- EXTRACTED DATA -
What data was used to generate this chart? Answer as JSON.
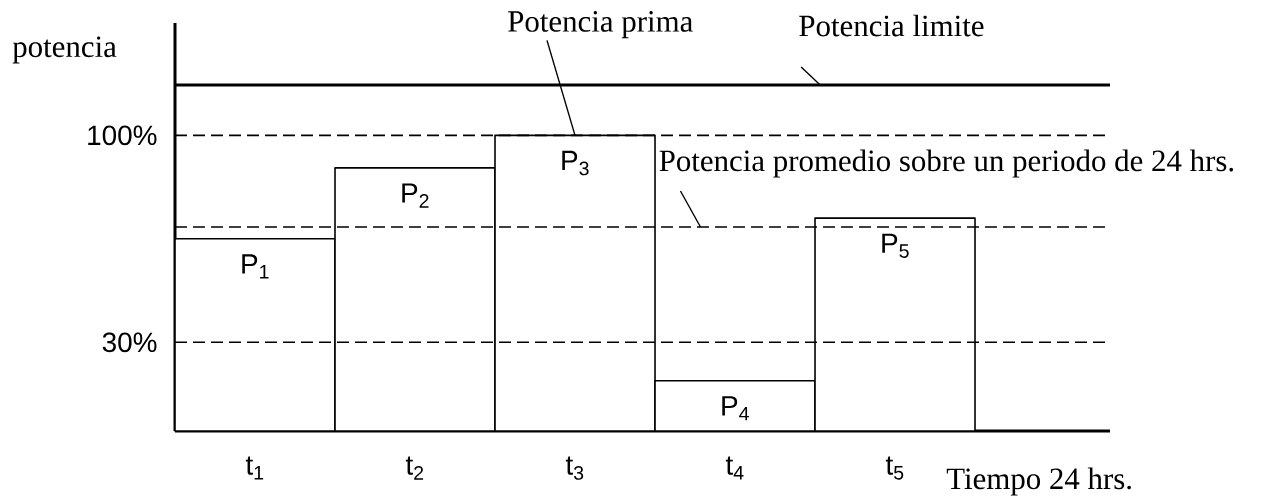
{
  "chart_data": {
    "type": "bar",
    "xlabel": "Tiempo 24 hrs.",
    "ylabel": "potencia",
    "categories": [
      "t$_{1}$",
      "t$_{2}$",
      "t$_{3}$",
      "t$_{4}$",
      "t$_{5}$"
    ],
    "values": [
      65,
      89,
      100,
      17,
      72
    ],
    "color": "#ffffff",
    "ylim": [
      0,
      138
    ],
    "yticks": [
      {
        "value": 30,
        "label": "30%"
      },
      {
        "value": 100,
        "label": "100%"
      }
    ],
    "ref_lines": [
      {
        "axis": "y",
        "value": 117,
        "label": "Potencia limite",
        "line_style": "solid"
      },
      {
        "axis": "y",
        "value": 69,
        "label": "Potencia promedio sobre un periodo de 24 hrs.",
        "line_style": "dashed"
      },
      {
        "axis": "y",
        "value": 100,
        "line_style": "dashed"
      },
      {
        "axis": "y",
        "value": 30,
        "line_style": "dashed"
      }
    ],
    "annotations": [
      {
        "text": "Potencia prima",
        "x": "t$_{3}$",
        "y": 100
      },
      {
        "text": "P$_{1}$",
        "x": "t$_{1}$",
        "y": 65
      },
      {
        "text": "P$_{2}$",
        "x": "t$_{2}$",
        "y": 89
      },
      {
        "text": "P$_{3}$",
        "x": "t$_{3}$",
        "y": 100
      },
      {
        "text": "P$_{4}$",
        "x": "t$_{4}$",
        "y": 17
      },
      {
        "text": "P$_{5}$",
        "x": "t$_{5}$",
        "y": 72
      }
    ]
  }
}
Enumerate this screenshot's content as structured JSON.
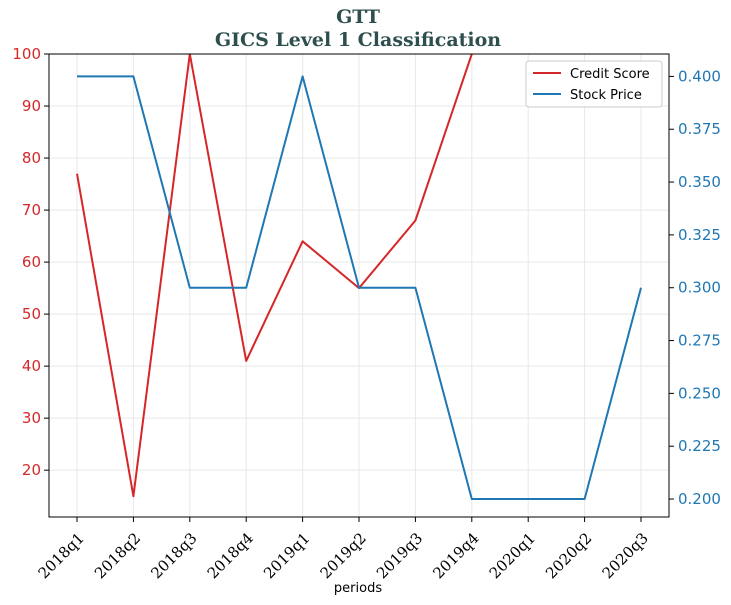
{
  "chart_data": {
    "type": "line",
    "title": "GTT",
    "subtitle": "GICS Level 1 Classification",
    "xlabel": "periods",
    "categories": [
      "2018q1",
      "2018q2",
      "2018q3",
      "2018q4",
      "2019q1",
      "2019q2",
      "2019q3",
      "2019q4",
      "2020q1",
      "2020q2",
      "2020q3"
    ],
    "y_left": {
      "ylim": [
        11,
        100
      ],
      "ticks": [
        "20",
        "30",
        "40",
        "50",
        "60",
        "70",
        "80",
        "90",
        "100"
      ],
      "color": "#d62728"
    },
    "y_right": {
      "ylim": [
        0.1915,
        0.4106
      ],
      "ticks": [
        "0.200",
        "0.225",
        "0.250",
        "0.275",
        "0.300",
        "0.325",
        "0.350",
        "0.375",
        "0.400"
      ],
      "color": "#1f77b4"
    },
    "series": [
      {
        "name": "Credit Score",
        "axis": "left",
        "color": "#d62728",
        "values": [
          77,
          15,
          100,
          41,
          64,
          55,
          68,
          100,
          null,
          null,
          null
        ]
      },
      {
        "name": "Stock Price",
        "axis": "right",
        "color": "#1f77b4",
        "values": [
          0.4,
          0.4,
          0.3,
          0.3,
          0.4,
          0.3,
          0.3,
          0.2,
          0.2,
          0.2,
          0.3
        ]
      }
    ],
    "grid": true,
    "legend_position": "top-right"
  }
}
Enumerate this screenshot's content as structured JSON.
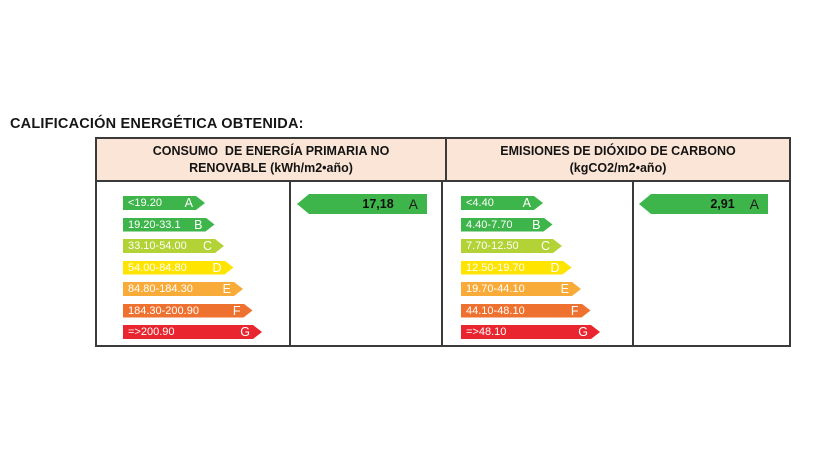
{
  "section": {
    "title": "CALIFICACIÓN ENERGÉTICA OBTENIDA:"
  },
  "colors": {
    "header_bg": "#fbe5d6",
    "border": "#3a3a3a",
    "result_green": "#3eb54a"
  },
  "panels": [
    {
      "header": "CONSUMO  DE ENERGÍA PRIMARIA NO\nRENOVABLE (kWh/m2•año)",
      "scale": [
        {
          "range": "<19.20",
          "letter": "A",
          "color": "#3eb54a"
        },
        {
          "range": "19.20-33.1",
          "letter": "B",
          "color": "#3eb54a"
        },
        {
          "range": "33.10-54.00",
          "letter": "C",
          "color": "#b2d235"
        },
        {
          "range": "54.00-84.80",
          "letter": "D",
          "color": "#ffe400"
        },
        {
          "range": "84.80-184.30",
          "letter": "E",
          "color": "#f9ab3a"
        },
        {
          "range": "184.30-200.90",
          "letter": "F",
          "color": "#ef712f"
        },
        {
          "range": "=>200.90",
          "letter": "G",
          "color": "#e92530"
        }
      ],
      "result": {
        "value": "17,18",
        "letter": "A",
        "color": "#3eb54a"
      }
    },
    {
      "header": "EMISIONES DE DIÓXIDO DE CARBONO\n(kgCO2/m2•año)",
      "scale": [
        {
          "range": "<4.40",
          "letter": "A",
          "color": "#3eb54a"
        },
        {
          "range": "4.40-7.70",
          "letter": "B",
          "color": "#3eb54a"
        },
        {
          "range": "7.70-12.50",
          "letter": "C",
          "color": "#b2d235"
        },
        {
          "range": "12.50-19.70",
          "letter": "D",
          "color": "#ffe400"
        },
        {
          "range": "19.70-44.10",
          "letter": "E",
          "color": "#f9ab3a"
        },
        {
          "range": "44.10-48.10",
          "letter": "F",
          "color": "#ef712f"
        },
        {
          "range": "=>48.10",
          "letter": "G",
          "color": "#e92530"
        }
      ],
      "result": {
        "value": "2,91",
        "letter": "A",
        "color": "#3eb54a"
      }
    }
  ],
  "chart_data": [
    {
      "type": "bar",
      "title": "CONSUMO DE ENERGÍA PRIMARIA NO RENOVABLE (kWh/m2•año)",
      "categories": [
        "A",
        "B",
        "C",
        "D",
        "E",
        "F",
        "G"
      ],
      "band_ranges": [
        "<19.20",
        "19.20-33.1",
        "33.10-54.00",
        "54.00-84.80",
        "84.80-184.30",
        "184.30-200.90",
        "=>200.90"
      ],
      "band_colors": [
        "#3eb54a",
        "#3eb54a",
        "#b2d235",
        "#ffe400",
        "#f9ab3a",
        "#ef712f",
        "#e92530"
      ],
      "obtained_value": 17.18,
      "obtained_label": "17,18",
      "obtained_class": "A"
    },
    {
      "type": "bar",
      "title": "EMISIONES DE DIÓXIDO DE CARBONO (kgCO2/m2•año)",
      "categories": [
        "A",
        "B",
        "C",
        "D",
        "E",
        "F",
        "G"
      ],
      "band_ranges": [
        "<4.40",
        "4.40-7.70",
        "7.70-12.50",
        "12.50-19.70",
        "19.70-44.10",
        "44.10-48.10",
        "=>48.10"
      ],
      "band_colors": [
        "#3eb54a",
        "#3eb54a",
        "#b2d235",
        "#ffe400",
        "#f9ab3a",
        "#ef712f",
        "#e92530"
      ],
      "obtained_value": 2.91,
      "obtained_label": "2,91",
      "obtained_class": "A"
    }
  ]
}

- TASK PROMPT -
Identify and copy lines that hold the string "DIÓXIDO".

- FINAL ANSWER -
      "header": "EMISIONES DE DIÓXIDO DE CARBONO\n(kgCO2/m2•año)",
      "title": "EMISIONES DE DIÓXIDO DE CARBONO (kgCO2/m2•año)",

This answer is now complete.